Items listed in a dataset
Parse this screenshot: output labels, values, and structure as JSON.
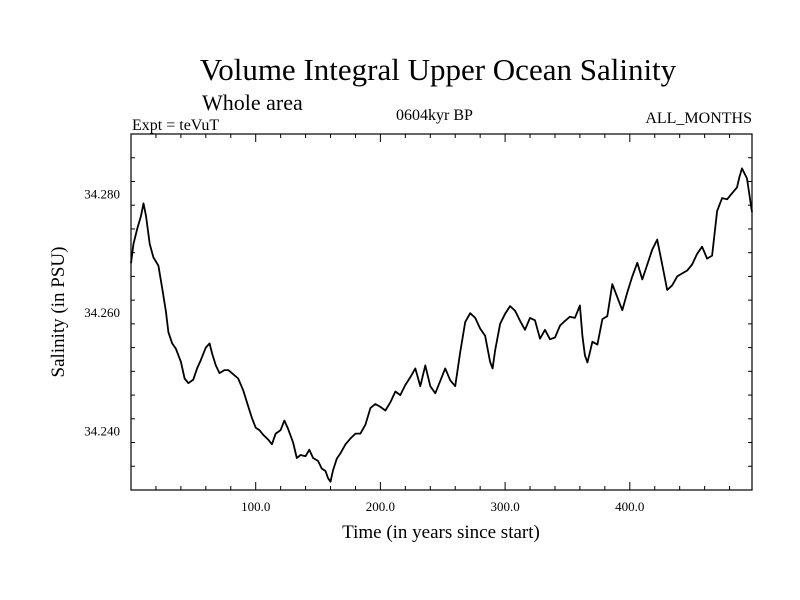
{
  "header": {
    "title": "Volume Integral Upper Ocean Salinity",
    "subtitle": "Whole area",
    "experiment": "Expt = teVuT",
    "period": "0604kyr BP",
    "months": "ALL_MONTHS"
  },
  "chart_data": {
    "type": "line",
    "title": "Volume Integral Upper Ocean Salinity",
    "xlabel": "Time (in years since start)",
    "ylabel": "Salinity (in PSU)",
    "xlim": [
      0,
      498
    ],
    "ylim": [
      34.23,
      34.29
    ],
    "xticks": [
      100,
      200,
      300,
      400
    ],
    "xtick_labels": [
      "100.0",
      "200.0",
      "300.0",
      "400.0"
    ],
    "yticks": [
      34.24,
      34.26,
      34.28
    ],
    "ytick_labels": [
      "34.240",
      "34.260",
      "34.280"
    ],
    "grid": false,
    "series": [
      {
        "x": [
          0,
          2,
          5,
          8,
          10,
          12,
          15,
          18,
          22,
          25,
          28,
          30,
          33,
          36,
          40,
          43,
          46,
          50,
          53,
          56,
          60,
          63,
          65,
          68,
          71,
          75,
          78,
          82,
          86,
          90,
          94,
          97,
          100,
          103,
          106,
          110,
          113,
          116,
          120,
          123,
          126,
          130,
          133,
          136,
          140,
          143,
          146,
          150,
          153,
          156,
          158,
          160,
          162,
          165,
          168,
          172,
          176,
          180,
          184,
          188,
          192,
          196,
          200,
          204,
          208,
          212,
          216,
          220,
          224,
          228,
          232,
          236,
          240,
          244,
          248,
          252,
          256,
          260,
          264,
          268,
          272,
          276,
          280,
          284,
          288,
          290,
          292,
          296,
          300,
          304,
          308,
          312,
          316,
          320,
          324,
          328,
          332,
          336,
          340,
          344,
          348,
          352,
          356,
          360,
          362,
          364,
          366,
          368,
          370,
          374,
          378,
          382,
          386,
          390,
          394,
          398,
          402,
          406,
          410,
          414,
          418,
          422,
          426,
          430,
          434,
          438,
          442,
          446,
          450,
          454,
          458,
          462,
          466,
          470,
          474,
          478,
          482,
          486,
          488,
          490,
          494,
          498
        ],
        "values": [
          34.2682,
          34.2715,
          34.274,
          34.2762,
          34.2783,
          34.2762,
          34.2715,
          34.2692,
          34.2678,
          34.264,
          34.2601,
          34.2566,
          34.2547,
          34.2538,
          34.2516,
          34.2488,
          34.248,
          34.2486,
          34.2505,
          34.2519,
          34.254,
          34.2547,
          34.253,
          34.251,
          34.2497,
          34.2502,
          34.2502,
          34.2495,
          34.2488,
          34.2468,
          34.2441,
          34.2421,
          34.2405,
          34.2401,
          34.2393,
          34.2385,
          34.2377,
          34.2395,
          34.2401,
          34.2417,
          34.2403,
          34.238,
          34.2354,
          34.2359,
          34.2357,
          34.2368,
          34.2354,
          34.2349,
          34.2336,
          34.2332,
          34.232,
          34.2314,
          34.2333,
          34.2353,
          34.2362,
          34.2377,
          34.2387,
          34.2395,
          34.2395,
          34.241,
          34.2438,
          34.2445,
          34.244,
          34.2434,
          34.2448,
          34.2466,
          34.246,
          34.2477,
          34.249,
          34.2505,
          34.2475,
          34.251,
          34.2475,
          34.2463,
          34.2484,
          34.2505,
          34.2485,
          34.2475,
          34.2532,
          34.2583,
          34.2598,
          34.259,
          34.2572,
          34.256,
          34.2516,
          34.2505,
          34.2535,
          34.258,
          34.2597,
          34.261,
          34.2602,
          34.2585,
          34.257,
          34.259,
          34.2586,
          34.2555,
          34.257,
          34.2554,
          34.2557,
          34.2577,
          34.2585,
          34.2592,
          34.259,
          34.2611,
          34.256,
          34.2527,
          34.2515,
          34.2532,
          34.255,
          34.2545,
          34.2588,
          34.2593,
          34.2647,
          34.2625,
          34.2603,
          34.2633,
          34.266,
          34.2683,
          34.2655,
          34.268,
          34.2705,
          34.2722,
          34.268,
          34.2637,
          34.2645,
          34.266,
          34.2665,
          34.267,
          34.268,
          34.2698,
          34.271,
          34.269,
          34.2695,
          34.277,
          34.2792,
          34.279,
          34.28,
          34.281,
          34.2828,
          34.2842,
          34.2825,
          34.2768
        ]
      }
    ]
  }
}
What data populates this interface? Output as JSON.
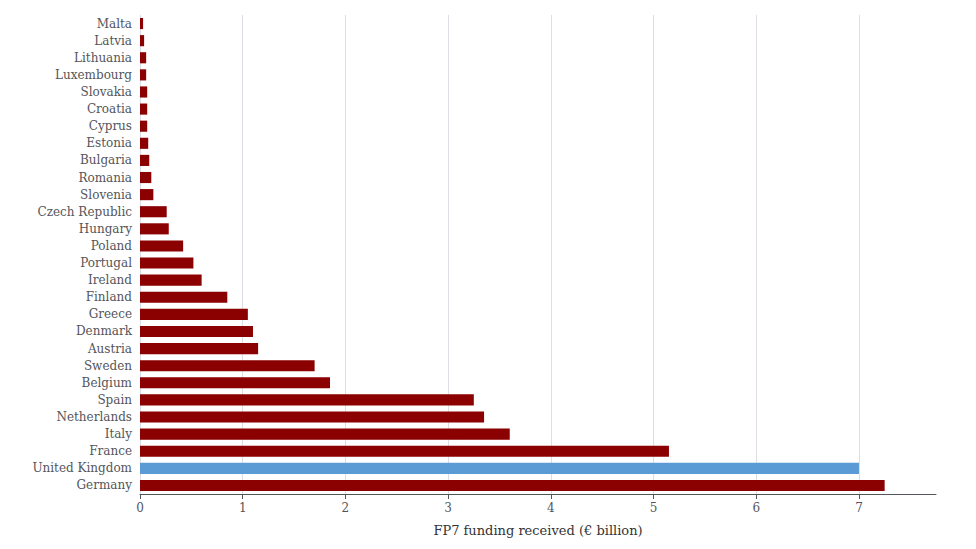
{
  "chart_data": {
    "type": "bar",
    "orientation": "horizontal",
    "categories": [
      "Germany",
      "United Kingdom",
      "France",
      "Italy",
      "Netherlands",
      "Spain",
      "Belgium",
      "Sweden",
      "Austria",
      "Denmark",
      "Greece",
      "Finland",
      "Ireland",
      "Portugal",
      "Poland",
      "Hungary",
      "Czech Republic",
      "Slovenia",
      "Romania",
      "Bulgaria",
      "Estonia",
      "Cyprus",
      "Croatia",
      "Slovakia",
      "Luxembourg",
      "Lithuania",
      "Latvia",
      "Malta"
    ],
    "values": [
      7.25,
      7.0,
      5.15,
      3.6,
      3.35,
      3.25,
      1.85,
      1.7,
      1.15,
      1.1,
      1.05,
      0.85,
      0.6,
      0.52,
      0.42,
      0.28,
      0.26,
      0.13,
      0.11,
      0.09,
      0.08,
      0.07,
      0.07,
      0.07,
      0.06,
      0.06,
      0.04,
      0.03
    ],
    "colors": [
      "#8B0000",
      "#5B9BD5",
      "#8B0000",
      "#8B0000",
      "#8B0000",
      "#8B0000",
      "#8B0000",
      "#8B0000",
      "#8B0000",
      "#8B0000",
      "#8B0000",
      "#8B0000",
      "#8B0000",
      "#8B0000",
      "#8B0000",
      "#8B0000",
      "#8B0000",
      "#8B0000",
      "#8B0000",
      "#8B0000",
      "#8B0000",
      "#8B0000",
      "#8B0000",
      "#8B0000",
      "#8B0000",
      "#8B0000",
      "#8B0000",
      "#8B0000"
    ],
    "xlabel": "FP7 funding received (€ billion)",
    "xlim": [
      0,
      7.75
    ],
    "xticks": [
      0,
      1,
      2,
      3,
      4,
      5,
      6,
      7
    ],
    "grid": true
  }
}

■ INSTRUCTION:
Copy all the data exactly as written, but skip any picture.

■ CORRECT ANSWER:
Parse this screenshot: output labels, values, and structure as JSON.
{
  "header": {
    "title": "Volume Integral Upper Ocean Salinity",
    "subtitle": "Whole area",
    "experiment": "Expt = teVuT",
    "period": "0604kyr BP",
    "months": "ALL_MONTHS"
  },
  "chart_data": {
    "type": "line",
    "title": "Volume Integral Upper Ocean Salinity",
    "xlabel": "Time (in years since start)",
    "ylabel": "Salinity (in PSU)",
    "xlim": [
      0,
      498
    ],
    "ylim": [
      34.23,
      34.29
    ],
    "xticks": [
      100,
      200,
      300,
      400
    ],
    "xtick_labels": [
      "100.0",
      "200.0",
      "300.0",
      "400.0"
    ],
    "yticks": [
      34.24,
      34.26,
      34.28
    ],
    "ytick_labels": [
      "34.240",
      "34.260",
      "34.280"
    ],
    "grid": false,
    "series": [
      {
        "x": [
          0,
          2,
          5,
          8,
          10,
          12,
          15,
          18,
          22,
          25,
          28,
          30,
          33,
          36,
          40,
          43,
          46,
          50,
          53,
          56,
          60,
          63,
          65,
          68,
          71,
          75,
          78,
          82,
          86,
          90,
          94,
          97,
          100,
          103,
          106,
          110,
          113,
          116,
          120,
          123,
          126,
          130,
          133,
          136,
          140,
          143,
          146,
          150,
          153,
          156,
          158,
          160,
          162,
          165,
          168,
          172,
          176,
          180,
          184,
          188,
          192,
          196,
          200,
          204,
          208,
          212,
          216,
          220,
          224,
          228,
          232,
          236,
          240,
          244,
          248,
          252,
          256,
          260,
          264,
          268,
          272,
          276,
          280,
          284,
          288,
          290,
          292,
          296,
          300,
          304,
          308,
          312,
          316,
          320,
          324,
          328,
          332,
          336,
          340,
          344,
          348,
          352,
          356,
          360,
          362,
          364,
          366,
          368,
          370,
          374,
          378,
          382,
          386,
          390,
          394,
          398,
          402,
          406,
          410,
          414,
          418,
          422,
          426,
          430,
          434,
          438,
          442,
          446,
          450,
          454,
          458,
          462,
          466,
          470,
          474,
          478,
          482,
          486,
          488,
          490,
          494,
          498
        ],
        "values": [
          34.2682,
          34.2715,
          34.274,
          34.2762,
          34.2783,
          34.2762,
          34.2715,
          34.2692,
          34.2678,
          34.264,
          34.2601,
          34.2566,
          34.2547,
          34.2538,
          34.2516,
          34.2488,
          34.248,
          34.2486,
          34.2505,
          34.2519,
          34.254,
          34.2547,
          34.253,
          34.251,
          34.2497,
          34.2502,
          34.2502,
          34.2495,
          34.2488,
          34.2468,
          34.2441,
          34.2421,
          34.2405,
          34.2401,
          34.2393,
          34.2385,
          34.2377,
          34.2395,
          34.2401,
          34.2417,
          34.2403,
          34.238,
          34.2354,
          34.2359,
          34.2357,
          34.2368,
          34.2354,
          34.2349,
          34.2336,
          34.2332,
          34.232,
          34.2314,
          34.2333,
          34.2353,
          34.2362,
          34.2377,
          34.2387,
          34.2395,
          34.2395,
          34.241,
          34.2438,
          34.2445,
          34.244,
          34.2434,
          34.2448,
          34.2466,
          34.246,
          34.2477,
          34.249,
          34.2505,
          34.2475,
          34.251,
          34.2475,
          34.2463,
          34.2484,
          34.2505,
          34.2485,
          34.2475,
          34.2532,
          34.2583,
          34.2598,
          34.259,
          34.2572,
          34.256,
          34.2516,
          34.2505,
          34.2535,
          34.258,
          34.2597,
          34.261,
          34.2602,
          34.2585,
          34.257,
          34.259,
          34.2586,
          34.2555,
          34.257,
          34.2554,
          34.2557,
          34.2577,
          34.2585,
          34.2592,
          34.259,
          34.2611,
          34.256,
          34.2527,
          34.2515,
          34.2532,
          34.255,
          34.2545,
          34.2588,
          34.2593,
          34.2647,
          34.2625,
          34.2603,
          34.2633,
          34.266,
          34.2683,
          34.2655,
          34.268,
          34.2705,
          34.2722,
          34.268,
          34.2637,
          34.2645,
          34.266,
          34.2665,
          34.267,
          34.268,
          34.2698,
          34.271,
          34.269,
          34.2695,
          34.277,
          34.2792,
          34.279,
          34.28,
          34.281,
          34.2828,
          34.2842,
          34.2825,
          34.2768
        ]
      }
    ]
  }
}
What data populates this interface? Output as JSON.
{
  "chart_data": {
    "type": "bar",
    "orientation": "horizontal",
    "categories": [
      "Germany",
      "United Kingdom",
      "France",
      "Italy",
      "Netherlands",
      "Spain",
      "Belgium",
      "Sweden",
      "Austria",
      "Denmark",
      "Greece",
      "Finland",
      "Ireland",
      "Portugal",
      "Poland",
      "Hungary",
      "Czech Republic",
      "Slovenia",
      "Romania",
      "Bulgaria",
      "Estonia",
      "Cyprus",
      "Croatia",
      "Slovakia",
      "Luxembourg",
      "Lithuania",
      "Latvia",
      "Malta"
    ],
    "values": [
      7.25,
      7.0,
      5.15,
      3.6,
      3.35,
      3.25,
      1.85,
      1.7,
      1.15,
      1.1,
      1.05,
      0.85,
      0.6,
      0.52,
      0.42,
      0.28,
      0.26,
      0.13,
      0.11,
      0.09,
      0.08,
      0.07,
      0.07,
      0.07,
      0.06,
      0.06,
      0.04,
      0.03
    ],
    "colors": [
      "#8B0000",
      "#5B9BD5",
      "#8B0000",
      "#8B0000",
      "#8B0000",
      "#8B0000",
      "#8B0000",
      "#8B0000",
      "#8B0000",
      "#8B0000",
      "#8B0000",
      "#8B0000",
      "#8B0000",
      "#8B0000",
      "#8B0000",
      "#8B0000",
      "#8B0000",
      "#8B0000",
      "#8B0000",
      "#8B0000",
      "#8B0000",
      "#8B0000",
      "#8B0000",
      "#8B0000",
      "#8B0000",
      "#8B0000",
      "#8B0000",
      "#8B0000"
    ],
    "xlabel": "FP7 funding received (€ billion)",
    "xlim": [
      0,
      7.75
    ],
    "xticks": [
      0,
      1,
      2,
      3,
      4,
      5,
      6,
      7
    ],
    "grid": true
  }
}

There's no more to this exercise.